Dataset records:
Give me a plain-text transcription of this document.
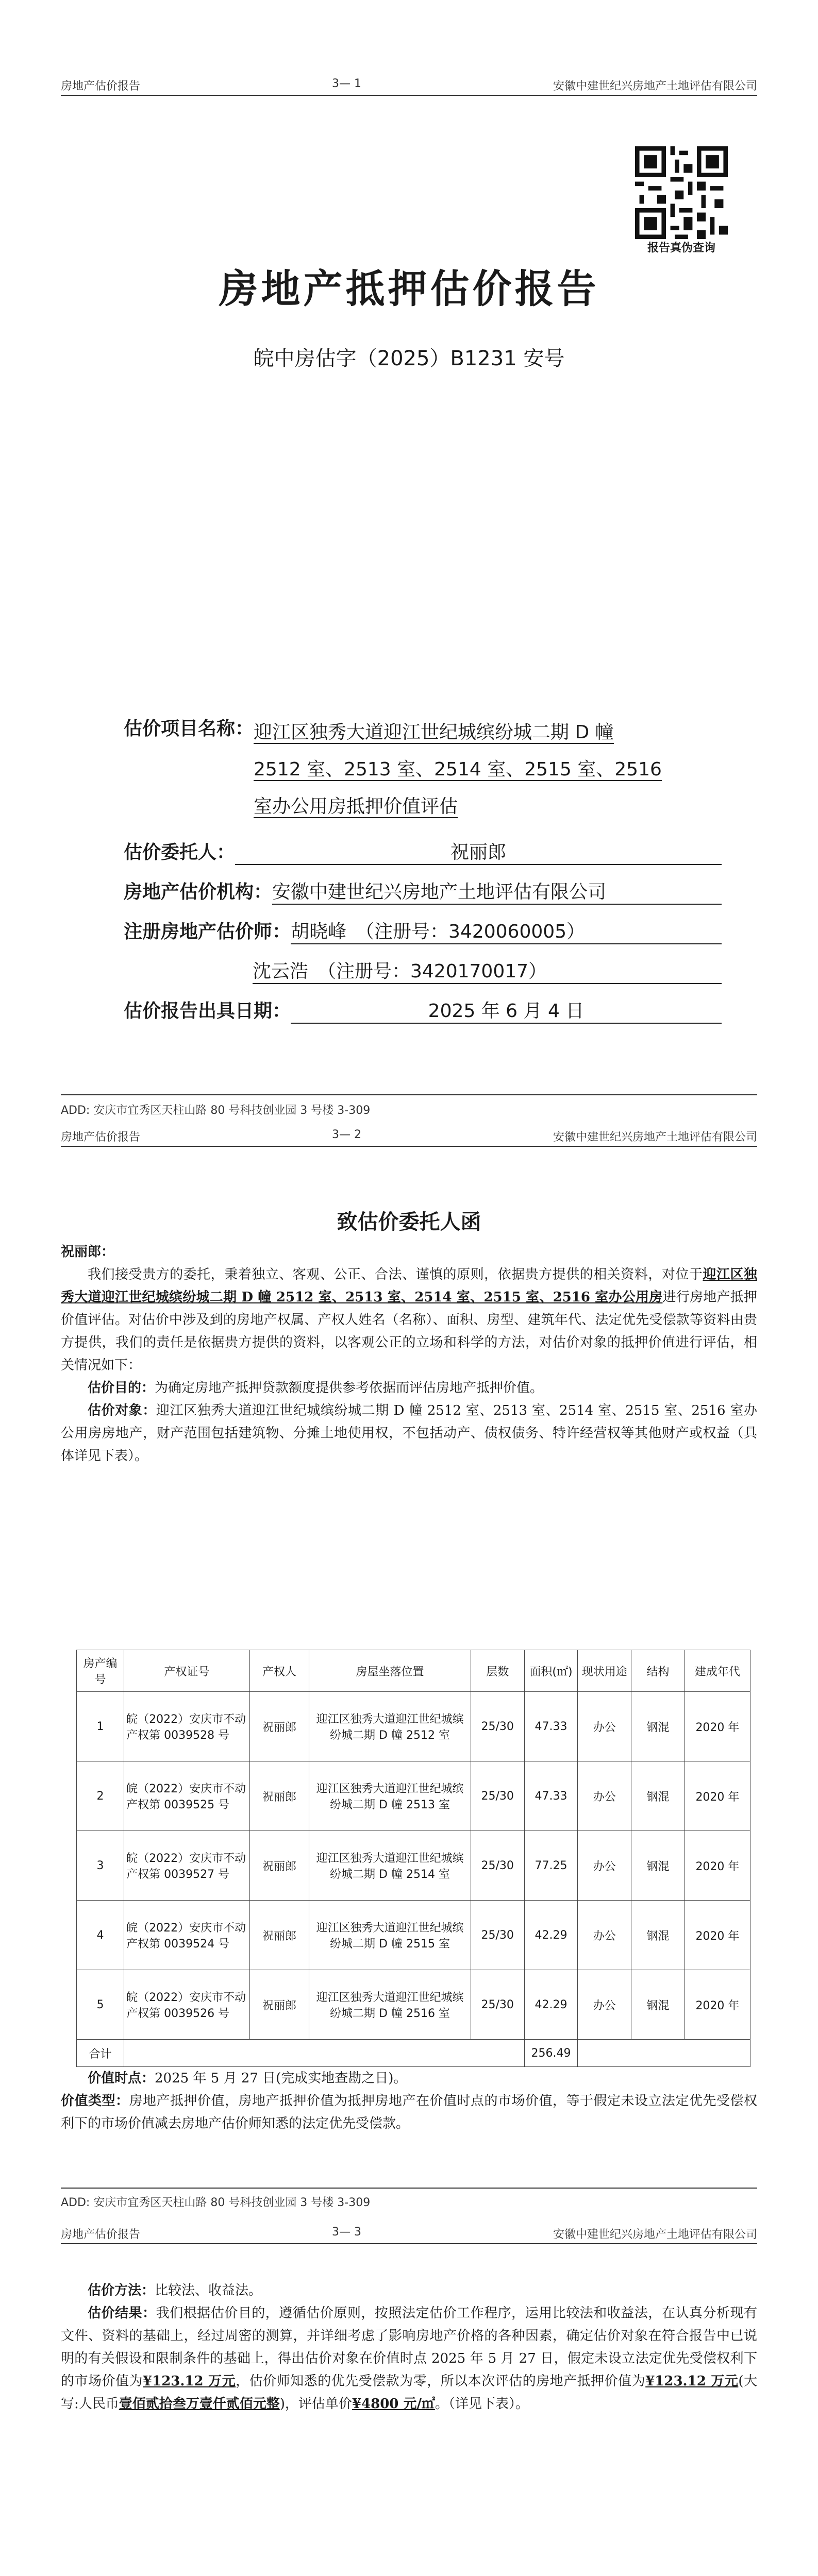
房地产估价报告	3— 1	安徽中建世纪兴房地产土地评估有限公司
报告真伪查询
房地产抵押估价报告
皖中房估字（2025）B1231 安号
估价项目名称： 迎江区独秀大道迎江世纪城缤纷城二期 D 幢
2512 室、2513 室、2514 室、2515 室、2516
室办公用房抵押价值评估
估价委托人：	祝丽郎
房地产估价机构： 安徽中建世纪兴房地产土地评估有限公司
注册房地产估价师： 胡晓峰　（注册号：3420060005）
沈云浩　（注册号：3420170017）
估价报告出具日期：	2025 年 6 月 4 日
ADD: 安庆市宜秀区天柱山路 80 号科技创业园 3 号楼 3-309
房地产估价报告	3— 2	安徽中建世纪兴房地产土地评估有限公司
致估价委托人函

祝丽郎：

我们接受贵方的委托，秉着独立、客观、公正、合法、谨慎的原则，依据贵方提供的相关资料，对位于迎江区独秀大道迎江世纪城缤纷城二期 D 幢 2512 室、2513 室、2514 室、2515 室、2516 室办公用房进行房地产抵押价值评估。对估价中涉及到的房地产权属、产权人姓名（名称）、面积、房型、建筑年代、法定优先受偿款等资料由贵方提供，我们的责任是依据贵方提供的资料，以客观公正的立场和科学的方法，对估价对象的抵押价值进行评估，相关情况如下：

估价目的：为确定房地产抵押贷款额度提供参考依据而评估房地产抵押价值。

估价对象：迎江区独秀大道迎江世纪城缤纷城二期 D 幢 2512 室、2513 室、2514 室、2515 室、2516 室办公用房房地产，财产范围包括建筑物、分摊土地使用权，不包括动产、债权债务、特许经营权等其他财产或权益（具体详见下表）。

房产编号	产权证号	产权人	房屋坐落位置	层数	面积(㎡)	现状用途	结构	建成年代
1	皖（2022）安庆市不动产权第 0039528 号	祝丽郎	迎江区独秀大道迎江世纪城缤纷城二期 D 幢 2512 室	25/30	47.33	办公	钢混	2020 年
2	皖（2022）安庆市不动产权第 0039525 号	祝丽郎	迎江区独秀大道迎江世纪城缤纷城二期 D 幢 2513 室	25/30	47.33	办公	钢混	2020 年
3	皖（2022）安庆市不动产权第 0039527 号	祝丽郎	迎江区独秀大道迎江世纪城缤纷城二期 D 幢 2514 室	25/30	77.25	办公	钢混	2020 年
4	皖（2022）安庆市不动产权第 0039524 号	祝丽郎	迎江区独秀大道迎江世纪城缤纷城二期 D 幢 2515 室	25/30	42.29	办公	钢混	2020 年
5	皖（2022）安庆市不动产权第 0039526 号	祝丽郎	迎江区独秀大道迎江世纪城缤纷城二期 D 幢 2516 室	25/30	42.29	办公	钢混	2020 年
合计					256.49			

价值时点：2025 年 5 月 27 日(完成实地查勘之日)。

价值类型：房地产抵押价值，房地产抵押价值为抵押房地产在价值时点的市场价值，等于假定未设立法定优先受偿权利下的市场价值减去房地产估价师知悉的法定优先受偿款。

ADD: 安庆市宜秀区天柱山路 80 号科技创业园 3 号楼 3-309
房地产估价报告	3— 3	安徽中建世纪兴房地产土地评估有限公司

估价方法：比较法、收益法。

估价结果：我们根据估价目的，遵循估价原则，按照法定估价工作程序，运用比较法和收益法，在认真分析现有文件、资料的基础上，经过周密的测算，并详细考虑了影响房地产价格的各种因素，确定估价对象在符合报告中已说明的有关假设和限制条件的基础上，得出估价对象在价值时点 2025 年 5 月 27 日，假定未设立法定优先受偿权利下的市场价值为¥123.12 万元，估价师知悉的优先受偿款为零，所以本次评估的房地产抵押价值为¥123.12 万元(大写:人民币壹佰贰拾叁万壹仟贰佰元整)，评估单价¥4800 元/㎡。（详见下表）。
--
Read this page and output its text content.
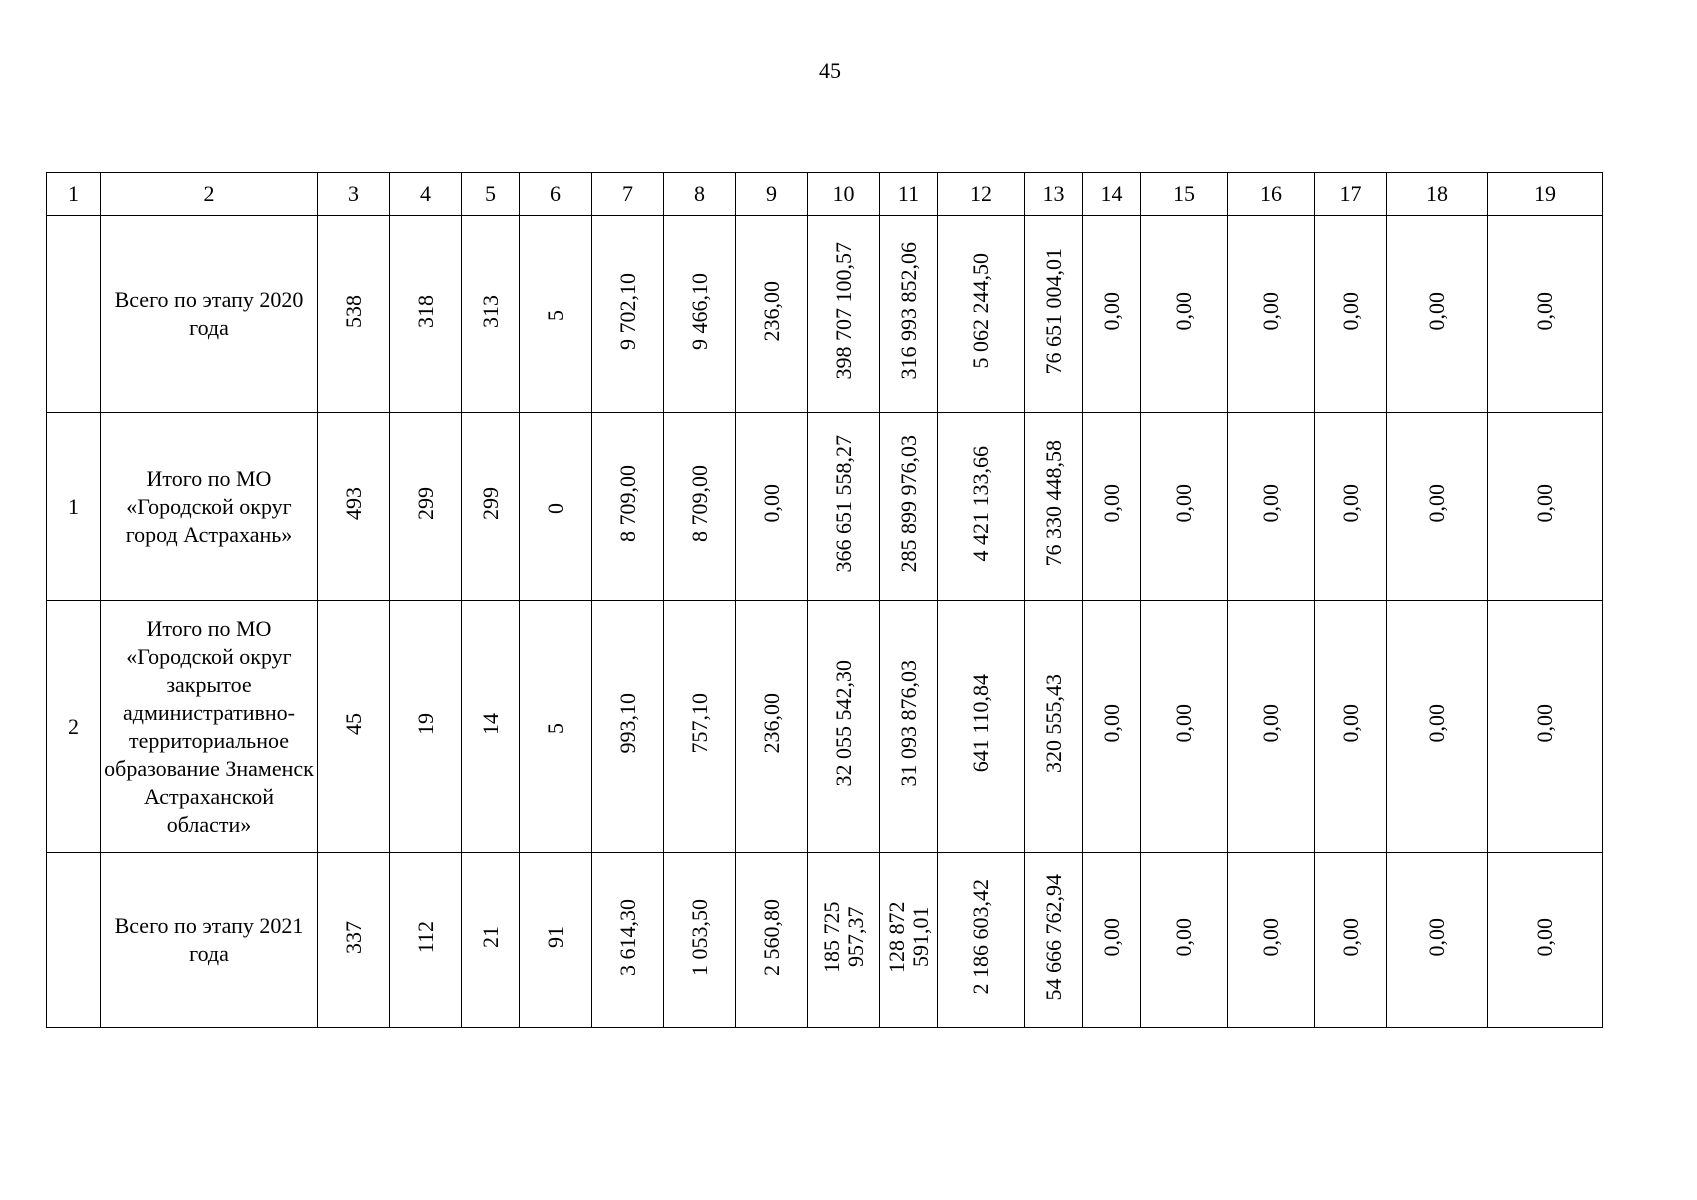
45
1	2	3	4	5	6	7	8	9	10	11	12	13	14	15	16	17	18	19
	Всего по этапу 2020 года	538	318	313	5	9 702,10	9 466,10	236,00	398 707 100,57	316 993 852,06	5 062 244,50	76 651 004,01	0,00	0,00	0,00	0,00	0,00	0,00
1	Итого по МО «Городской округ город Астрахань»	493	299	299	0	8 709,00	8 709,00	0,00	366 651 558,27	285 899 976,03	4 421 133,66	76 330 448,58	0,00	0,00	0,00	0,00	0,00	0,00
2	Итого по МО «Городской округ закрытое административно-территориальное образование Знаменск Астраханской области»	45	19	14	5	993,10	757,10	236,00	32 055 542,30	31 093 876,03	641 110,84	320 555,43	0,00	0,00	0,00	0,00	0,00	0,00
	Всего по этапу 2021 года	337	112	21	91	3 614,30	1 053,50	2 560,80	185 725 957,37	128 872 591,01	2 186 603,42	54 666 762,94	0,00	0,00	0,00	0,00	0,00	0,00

• **EXERCISE REQUIREMENTS**
Lines containing the word "Городской" are to be counted in the listing; state their number alone.

• **OUTPUT**
2